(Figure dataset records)
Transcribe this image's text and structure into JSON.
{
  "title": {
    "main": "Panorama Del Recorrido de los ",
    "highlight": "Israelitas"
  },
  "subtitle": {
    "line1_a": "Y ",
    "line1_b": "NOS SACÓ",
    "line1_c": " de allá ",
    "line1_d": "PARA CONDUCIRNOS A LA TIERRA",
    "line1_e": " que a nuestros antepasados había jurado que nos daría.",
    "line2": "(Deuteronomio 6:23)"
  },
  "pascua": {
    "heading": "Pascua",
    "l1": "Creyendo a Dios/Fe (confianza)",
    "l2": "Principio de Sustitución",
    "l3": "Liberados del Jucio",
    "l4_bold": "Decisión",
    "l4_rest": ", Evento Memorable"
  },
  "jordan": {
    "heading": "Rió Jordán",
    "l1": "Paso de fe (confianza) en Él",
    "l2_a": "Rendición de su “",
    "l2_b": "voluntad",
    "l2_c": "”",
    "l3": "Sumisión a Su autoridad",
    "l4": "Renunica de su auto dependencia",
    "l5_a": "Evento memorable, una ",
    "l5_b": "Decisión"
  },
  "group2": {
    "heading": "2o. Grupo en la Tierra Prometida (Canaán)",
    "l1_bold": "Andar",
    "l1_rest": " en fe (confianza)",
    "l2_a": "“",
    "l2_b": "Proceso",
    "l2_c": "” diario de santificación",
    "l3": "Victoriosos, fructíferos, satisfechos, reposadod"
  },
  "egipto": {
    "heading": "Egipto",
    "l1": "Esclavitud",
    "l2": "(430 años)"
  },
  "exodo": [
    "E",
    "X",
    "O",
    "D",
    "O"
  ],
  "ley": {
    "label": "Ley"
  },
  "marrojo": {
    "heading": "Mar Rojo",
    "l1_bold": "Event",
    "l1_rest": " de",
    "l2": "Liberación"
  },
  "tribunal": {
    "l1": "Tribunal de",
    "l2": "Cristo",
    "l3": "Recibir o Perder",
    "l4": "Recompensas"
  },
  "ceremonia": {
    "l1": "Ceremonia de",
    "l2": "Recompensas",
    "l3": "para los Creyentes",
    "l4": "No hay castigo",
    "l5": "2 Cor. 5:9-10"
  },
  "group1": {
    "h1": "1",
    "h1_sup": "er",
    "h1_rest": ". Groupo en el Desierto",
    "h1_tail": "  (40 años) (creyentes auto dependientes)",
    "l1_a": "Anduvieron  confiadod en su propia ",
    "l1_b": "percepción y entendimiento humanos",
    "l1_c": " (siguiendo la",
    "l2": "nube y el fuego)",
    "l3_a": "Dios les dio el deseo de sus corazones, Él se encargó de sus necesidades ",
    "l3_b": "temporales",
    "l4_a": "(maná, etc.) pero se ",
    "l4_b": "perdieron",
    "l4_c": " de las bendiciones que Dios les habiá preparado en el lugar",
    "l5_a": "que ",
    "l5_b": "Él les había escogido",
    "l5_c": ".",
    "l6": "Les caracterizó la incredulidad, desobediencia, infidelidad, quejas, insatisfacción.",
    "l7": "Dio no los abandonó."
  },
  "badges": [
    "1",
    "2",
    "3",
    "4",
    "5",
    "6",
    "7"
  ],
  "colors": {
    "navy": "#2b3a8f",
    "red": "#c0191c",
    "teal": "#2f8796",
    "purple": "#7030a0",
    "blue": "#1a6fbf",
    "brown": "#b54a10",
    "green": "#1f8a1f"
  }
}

What needs to be done >> Tally the lines of the listing above that include the word "Dios". Answer with the number alone.

Task answer >> 3